_Extracted records_

[Begin]

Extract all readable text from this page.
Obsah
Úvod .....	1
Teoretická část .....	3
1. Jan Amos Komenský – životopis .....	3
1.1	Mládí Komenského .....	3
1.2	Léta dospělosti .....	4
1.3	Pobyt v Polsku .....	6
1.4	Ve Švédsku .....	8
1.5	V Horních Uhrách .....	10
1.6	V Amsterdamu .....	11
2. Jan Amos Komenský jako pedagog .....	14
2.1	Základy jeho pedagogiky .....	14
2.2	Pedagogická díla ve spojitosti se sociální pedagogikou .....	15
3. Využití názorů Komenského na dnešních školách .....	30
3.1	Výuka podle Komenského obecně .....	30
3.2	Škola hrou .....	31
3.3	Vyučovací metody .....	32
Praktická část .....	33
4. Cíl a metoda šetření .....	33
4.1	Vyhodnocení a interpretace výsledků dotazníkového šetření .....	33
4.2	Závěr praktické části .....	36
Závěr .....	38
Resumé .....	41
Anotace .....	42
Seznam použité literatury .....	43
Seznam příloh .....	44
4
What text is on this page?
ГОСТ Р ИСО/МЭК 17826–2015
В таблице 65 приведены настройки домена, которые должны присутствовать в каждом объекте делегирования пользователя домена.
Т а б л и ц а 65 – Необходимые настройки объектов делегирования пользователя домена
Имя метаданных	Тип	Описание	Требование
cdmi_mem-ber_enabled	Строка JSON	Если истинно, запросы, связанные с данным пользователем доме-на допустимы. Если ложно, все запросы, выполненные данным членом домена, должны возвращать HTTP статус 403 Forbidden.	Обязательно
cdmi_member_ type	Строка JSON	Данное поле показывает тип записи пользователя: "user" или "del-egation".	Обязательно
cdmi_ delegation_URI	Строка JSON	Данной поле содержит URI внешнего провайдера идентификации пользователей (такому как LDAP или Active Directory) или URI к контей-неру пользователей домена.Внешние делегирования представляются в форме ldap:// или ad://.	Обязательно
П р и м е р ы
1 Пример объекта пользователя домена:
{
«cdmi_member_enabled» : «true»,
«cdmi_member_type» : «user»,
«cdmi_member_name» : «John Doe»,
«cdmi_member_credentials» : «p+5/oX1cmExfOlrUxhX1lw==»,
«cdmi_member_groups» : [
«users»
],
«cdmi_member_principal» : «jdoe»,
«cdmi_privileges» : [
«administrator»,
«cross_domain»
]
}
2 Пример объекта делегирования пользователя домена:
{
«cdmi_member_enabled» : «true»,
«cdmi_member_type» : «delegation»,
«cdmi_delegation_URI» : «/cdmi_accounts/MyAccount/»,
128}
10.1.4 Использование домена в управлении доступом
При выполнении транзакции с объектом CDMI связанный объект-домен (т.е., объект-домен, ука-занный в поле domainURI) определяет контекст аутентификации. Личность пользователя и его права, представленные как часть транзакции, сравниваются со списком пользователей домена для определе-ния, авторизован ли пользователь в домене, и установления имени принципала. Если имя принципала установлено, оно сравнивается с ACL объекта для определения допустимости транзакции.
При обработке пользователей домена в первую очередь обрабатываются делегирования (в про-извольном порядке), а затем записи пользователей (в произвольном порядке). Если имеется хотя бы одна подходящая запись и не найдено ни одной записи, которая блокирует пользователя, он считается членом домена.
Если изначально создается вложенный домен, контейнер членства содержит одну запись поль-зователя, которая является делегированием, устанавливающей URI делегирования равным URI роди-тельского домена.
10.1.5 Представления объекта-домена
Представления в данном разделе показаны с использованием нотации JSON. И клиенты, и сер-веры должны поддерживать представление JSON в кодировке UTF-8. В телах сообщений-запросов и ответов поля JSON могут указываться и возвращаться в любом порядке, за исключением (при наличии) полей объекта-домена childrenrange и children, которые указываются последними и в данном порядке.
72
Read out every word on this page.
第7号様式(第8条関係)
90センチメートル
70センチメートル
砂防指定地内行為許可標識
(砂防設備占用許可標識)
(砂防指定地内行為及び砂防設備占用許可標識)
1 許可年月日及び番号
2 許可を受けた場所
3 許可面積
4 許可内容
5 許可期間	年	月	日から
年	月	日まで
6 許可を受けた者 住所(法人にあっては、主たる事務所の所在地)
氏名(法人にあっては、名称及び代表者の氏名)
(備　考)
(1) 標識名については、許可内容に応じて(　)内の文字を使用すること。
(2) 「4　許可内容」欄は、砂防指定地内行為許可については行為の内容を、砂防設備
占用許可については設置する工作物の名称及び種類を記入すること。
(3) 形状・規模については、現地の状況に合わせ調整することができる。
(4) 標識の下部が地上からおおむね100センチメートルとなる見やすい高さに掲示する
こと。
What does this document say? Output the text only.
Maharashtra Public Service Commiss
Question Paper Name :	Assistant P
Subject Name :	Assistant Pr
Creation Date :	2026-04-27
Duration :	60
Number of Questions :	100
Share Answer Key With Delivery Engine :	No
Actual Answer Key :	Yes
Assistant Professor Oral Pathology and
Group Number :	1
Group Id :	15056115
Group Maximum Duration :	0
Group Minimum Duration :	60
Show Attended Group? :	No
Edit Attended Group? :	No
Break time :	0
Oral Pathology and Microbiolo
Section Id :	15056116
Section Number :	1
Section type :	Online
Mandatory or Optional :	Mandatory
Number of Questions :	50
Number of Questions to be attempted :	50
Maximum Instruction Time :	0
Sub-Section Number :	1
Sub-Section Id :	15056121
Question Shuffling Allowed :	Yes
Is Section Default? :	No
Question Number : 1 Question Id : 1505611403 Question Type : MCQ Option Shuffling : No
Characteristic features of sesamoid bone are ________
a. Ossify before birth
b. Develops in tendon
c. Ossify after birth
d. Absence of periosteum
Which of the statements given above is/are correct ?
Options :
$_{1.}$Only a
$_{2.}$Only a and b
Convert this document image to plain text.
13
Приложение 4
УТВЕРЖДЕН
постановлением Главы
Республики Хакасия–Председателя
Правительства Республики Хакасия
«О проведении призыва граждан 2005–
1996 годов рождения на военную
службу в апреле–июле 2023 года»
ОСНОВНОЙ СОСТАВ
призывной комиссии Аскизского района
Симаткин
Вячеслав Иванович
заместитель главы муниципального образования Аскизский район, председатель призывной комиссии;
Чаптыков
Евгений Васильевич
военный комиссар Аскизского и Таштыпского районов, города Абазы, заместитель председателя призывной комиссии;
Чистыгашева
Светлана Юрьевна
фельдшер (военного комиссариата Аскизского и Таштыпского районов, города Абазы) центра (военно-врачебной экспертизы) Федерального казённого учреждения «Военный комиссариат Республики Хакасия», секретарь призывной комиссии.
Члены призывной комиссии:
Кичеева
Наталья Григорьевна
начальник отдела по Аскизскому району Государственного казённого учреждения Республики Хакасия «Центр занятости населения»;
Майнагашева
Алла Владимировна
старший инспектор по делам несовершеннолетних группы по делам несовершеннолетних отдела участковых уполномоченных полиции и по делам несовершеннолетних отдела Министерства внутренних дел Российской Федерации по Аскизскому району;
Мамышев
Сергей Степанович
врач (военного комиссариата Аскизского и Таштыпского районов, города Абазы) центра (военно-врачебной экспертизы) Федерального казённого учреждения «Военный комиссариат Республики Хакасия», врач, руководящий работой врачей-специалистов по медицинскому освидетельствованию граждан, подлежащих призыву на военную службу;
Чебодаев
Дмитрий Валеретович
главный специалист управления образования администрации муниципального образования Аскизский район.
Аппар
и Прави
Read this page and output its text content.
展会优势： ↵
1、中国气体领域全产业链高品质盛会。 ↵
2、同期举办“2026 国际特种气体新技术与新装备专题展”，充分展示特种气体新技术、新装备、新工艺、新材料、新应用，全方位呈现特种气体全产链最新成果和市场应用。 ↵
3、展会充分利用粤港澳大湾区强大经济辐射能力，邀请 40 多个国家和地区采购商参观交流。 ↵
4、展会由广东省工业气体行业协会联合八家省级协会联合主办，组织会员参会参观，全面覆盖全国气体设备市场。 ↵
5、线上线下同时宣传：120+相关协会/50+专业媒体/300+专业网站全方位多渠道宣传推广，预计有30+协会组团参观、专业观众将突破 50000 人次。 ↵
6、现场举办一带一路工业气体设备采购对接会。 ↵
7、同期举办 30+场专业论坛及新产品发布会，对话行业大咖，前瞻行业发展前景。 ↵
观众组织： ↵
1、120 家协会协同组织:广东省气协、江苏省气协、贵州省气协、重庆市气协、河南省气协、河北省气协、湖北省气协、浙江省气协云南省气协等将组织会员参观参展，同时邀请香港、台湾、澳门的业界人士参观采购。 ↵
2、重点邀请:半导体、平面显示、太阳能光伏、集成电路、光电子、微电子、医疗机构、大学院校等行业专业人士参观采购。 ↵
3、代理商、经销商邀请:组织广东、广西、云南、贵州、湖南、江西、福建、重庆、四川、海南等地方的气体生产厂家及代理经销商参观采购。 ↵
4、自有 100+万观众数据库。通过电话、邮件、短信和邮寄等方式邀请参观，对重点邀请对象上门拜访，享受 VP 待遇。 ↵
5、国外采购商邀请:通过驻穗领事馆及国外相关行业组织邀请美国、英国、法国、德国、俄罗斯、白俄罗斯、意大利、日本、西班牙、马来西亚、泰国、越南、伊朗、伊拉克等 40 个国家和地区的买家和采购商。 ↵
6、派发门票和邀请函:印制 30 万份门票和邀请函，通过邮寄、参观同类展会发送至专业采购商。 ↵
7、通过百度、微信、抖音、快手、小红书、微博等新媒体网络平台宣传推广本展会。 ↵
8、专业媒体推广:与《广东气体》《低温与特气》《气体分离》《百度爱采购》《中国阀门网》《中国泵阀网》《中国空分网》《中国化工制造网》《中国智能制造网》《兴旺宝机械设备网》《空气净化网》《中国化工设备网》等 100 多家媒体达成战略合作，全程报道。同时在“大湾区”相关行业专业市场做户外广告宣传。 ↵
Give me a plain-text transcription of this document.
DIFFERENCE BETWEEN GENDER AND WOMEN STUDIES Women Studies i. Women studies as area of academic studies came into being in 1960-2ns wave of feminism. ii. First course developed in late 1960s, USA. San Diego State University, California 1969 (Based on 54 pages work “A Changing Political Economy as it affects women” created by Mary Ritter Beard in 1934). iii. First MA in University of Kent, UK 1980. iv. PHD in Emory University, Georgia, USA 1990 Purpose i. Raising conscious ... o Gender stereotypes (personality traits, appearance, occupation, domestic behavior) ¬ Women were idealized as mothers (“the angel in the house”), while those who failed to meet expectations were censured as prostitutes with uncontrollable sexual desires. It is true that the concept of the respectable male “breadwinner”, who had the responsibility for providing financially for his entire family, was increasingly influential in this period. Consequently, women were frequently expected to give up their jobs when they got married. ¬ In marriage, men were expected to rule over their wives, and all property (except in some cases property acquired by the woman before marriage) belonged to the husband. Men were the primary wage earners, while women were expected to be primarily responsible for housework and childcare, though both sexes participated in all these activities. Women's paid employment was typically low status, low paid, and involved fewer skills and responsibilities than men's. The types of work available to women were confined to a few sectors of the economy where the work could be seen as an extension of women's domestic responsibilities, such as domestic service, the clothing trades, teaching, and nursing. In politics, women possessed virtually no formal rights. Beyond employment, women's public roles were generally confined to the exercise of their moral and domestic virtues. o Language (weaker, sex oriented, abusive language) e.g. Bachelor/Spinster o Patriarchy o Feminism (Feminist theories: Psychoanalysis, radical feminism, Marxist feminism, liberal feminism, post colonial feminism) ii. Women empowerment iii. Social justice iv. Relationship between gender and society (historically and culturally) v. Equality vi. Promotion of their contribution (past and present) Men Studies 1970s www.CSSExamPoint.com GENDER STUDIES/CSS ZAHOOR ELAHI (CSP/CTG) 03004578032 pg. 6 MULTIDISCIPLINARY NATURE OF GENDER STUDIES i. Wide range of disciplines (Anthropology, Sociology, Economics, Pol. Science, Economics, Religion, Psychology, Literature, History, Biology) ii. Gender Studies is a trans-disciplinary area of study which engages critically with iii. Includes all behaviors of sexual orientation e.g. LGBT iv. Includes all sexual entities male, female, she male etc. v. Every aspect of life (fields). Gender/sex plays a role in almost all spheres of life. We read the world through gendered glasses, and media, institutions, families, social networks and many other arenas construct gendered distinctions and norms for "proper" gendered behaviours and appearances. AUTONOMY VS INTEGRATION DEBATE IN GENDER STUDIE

[End]

_What you need to do_
Among the lines of the records above, count those holding the string "службу", and report only the number.

_Expected answer_
2